• _EXERCISE DESCRIPTION_
Quote every line as given.

[Start of GIVEN RECORDS]

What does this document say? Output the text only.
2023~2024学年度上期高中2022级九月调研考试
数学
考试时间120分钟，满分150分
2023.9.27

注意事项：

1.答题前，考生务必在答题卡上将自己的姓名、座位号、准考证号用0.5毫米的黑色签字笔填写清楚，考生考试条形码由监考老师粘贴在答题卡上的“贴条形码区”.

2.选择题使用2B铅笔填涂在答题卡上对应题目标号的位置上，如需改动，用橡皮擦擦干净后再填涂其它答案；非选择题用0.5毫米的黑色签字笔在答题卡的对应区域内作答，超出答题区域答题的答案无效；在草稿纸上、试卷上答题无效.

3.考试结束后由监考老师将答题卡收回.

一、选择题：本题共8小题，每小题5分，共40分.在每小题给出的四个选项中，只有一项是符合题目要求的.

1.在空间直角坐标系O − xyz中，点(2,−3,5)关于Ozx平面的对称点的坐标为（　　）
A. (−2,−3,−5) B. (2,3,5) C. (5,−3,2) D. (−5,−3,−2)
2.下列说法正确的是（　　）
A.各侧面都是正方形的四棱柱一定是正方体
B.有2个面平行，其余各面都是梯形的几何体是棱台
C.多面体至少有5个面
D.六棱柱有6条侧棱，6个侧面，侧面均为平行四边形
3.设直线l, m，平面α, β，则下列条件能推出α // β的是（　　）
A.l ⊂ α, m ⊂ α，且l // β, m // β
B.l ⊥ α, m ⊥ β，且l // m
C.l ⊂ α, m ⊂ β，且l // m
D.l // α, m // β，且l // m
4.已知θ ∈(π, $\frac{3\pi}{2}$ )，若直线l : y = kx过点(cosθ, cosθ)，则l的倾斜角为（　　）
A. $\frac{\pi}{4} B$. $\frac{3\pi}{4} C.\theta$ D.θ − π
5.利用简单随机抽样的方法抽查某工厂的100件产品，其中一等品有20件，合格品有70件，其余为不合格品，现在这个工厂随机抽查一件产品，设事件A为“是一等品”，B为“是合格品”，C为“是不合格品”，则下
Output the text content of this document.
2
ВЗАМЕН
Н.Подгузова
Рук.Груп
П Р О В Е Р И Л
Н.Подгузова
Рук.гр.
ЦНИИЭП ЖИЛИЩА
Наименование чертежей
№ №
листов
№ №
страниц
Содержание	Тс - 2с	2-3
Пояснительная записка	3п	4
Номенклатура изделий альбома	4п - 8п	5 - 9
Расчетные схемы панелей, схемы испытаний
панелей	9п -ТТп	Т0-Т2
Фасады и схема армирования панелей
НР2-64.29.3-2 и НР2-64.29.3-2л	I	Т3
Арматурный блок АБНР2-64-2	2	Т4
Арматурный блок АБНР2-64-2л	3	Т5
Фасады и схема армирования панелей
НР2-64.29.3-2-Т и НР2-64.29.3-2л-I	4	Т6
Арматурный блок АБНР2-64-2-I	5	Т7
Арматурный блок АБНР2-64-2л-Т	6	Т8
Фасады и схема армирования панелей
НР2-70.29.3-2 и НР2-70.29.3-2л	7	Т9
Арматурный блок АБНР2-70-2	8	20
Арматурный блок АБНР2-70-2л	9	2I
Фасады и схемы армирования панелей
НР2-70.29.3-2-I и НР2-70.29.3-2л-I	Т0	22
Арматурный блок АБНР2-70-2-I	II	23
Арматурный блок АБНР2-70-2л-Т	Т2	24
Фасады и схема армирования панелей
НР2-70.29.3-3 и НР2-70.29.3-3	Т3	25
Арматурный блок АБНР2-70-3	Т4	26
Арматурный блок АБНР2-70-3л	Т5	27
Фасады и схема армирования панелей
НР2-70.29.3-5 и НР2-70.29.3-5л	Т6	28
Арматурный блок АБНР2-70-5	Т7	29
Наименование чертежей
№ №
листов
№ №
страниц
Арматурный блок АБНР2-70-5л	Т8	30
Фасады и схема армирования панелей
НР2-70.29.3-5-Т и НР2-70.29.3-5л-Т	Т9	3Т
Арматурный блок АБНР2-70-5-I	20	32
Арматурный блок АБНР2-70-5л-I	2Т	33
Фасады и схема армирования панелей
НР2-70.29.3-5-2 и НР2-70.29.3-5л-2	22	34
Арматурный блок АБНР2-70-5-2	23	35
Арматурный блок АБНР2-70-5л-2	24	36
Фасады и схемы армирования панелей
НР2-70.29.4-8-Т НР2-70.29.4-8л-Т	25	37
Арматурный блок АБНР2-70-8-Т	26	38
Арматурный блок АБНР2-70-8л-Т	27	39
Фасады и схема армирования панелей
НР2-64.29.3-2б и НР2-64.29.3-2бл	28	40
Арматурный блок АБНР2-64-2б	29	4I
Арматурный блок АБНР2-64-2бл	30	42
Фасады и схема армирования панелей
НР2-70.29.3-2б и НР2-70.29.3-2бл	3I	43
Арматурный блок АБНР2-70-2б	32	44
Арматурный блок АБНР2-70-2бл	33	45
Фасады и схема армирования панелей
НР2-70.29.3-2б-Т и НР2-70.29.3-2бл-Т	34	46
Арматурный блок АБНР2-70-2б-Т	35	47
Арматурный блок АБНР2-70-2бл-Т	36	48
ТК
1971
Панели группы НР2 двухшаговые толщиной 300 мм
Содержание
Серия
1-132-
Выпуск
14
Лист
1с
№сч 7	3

[End of GIVEN RECORDS]

• _OUTPUT OF THE EXERCISE_
What does this document say? Output the text only.
2023~2024学年度上期高中2022级九月调研考试
数学
考试时间120分钟，满分150分
2023.9.27

注意事项：

1.答题前，考生务必在答题卡上将自己的姓名、座位号、准考证号用0.5毫米的黑色签字笔填写清楚，考生考试条形码由监考老师粘贴在答题卡上的“贴条形码区”.

2.选择题使用2B铅笔填涂在答题卡上对应题目标号的位置上，如需改动，用橡皮擦擦干净后再填涂其它答案；非选择题用0.5毫米的黑色签字笔在答题卡的对应区域内作答，超出答题区域答题的答案无效；在草稿纸上、试卷上答题无效.

3.考试结束后由监考老师将答题卡收回.

一、选择题：本题共8小题，每小题5分，共40分.在每小题给出的四个选项中，只有一项是符合题目要求的.

1.在空间直角坐标系O − xyz中，点(2,−3,5)关于Ozx平面的对称点的坐标为（　　）
A. (−2,−3,−5) B. (2,3,5) C. (5,−3,2) D. (−5,−3,−2)
2.下列说法正确的是（　　）
A.各侧面都是正方形的四棱柱一定是正方体
B.有2个面平行，其余各面都是梯形的几何体是棱台
C.多面体至少有5个面
D.六棱柱有6条侧棱，6个侧面，侧面均为平行四边形
3.设直线l, m，平面α, β，则下列条件能推出α // β的是（　　）
A.l ⊂ α, m ⊂ α，且l // β, m // β
B.l ⊥ α, m ⊥ β，且l // m
C.l ⊂ α, m ⊂ β，且l // m
D.l // α, m // β，且l // m
4.已知θ ∈(π, $\frac{3\pi}{2}$ )，若直线l : y = kx过点(cosθ, cosθ)，则l的倾斜角为（　　）
A. $\frac{\pi}{4} B$. $\frac{3\pi}{4} C.\theta$ D.θ − π
5.利用简单随机抽样的方法抽查某工厂的100件产品，其中一等品有20件，合格品有70件，其余为不合格品，现在这个工厂随机抽查一件产品，设事件A为“是一等品”，B为“是合格品”，C为“是不合格品”，则下
Output the text content of this document.
2
ВЗАМЕН
Н.Подгузова
Рук.Груп
П Р О В Е Р И Л
Н.Подгузова
Рук.гр.
ЦНИИЭП ЖИЛИЩА
Наименование чертежей
№ №
листов
№ №
страниц
Содержание	Тс - 2с	2-3
Пояснительная записка	3п	4
Номенклатура изделий альбома	4п - 8п	5 - 9
Расчетные схемы панелей, схемы испытаний
панелей	9п -ТТп	Т0-Т2
Фасады и схема армирования панелей
НР2-64.29.3-2 и НР2-64.29.3-2л	I	Т3
Арматурный блок АБНР2-64-2	2	Т4
Арматурный блок АБНР2-64-2л	3	Т5
Фасады и схема армирования панелей
НР2-64.29.3-2-Т и НР2-64.29.3-2л-I	4	Т6
Арматурный блок АБНР2-64-2-I	5	Т7
Арматурный блок АБНР2-64-2л-Т	6	Т8
Фасады и схема армирования панелей
НР2-70.29.3-2 и НР2-70.29.3-2л	7	Т9
Арматурный блок АБНР2-70-2	8	20
Арматурный блок АБНР2-70-2л	9	2I
Фасады и схемы армирования панелей
НР2-70.29.3-2-I и НР2-70.29.3-2л-I	Т0	22
Арматурный блок АБНР2-70-2-I	II	23
Арматурный блок АБНР2-70-2л-Т	Т2	24
Фасады и схема армирования панелей
НР2-70.29.3-3 и НР2-70.29.3-3	Т3	25
Арматурный блок АБНР2-70-3	Т4	26
Арматурный блок АБНР2-70-3л	Т5	27
Фасады и схема армирования панелей
НР2-70.29.3-5 и НР2-70.29.3-5л	Т6	28
Арматурный блок АБНР2-70-5	Т7	29
Наименование чертежей
№ №
листов
№ №
страниц
Арматурный блок АБНР2-70-5л	Т8	30
Фасады и схема армирования панелей
НР2-70.29.3-5-Т и НР2-70.29.3-5л-Т	Т9	3Т
Арматурный блок АБНР2-70-5-I	20	32
Арматурный блок АБНР2-70-5л-I	2Т	33
Фасады и схема армирования панелей
НР2-70.29.3-5-2 и НР2-70.29.3-5л-2	22	34
Арматурный блок АБНР2-70-5-2	23	35
Арматурный блок АБНР2-70-5л-2	24	36
Фасады и схемы армирования панелей
НР2-70.29.4-8-Т НР2-70.29.4-8л-Т	25	37
Арматурный блок АБНР2-70-8-Т	26	38
Арматурный блок АБНР2-70-8л-Т	27	39
Фасады и схема армирования панелей
НР2-64.29.3-2б и НР2-64.29.3-2бл	28	40
Арматурный блок АБНР2-64-2б	29	4I
Арматурный блок АБНР2-64-2бл	30	42
Фасады и схема армирования панелей
НР2-70.29.3-2б и НР2-70.29.3-2бл	3I	43
Арматурный блок АБНР2-70-2б	32	44
Арматурный блок АБНР2-70-2бл	33	45
Фасады и схема армирования панелей
НР2-70.29.3-2б-Т и НР2-70.29.3-2бл-Т	34	46
Арматурный блок АБНР2-70-2б-Т	35	47
Арматурный блок АБНР2-70-2бл-Т	36	48
ТК
1971
Панели группы НР2 двухшаговые толщиной 300 мм
Содержание
Серия
1-132-
Выпуск
14
Лист
1с
№сч 7	3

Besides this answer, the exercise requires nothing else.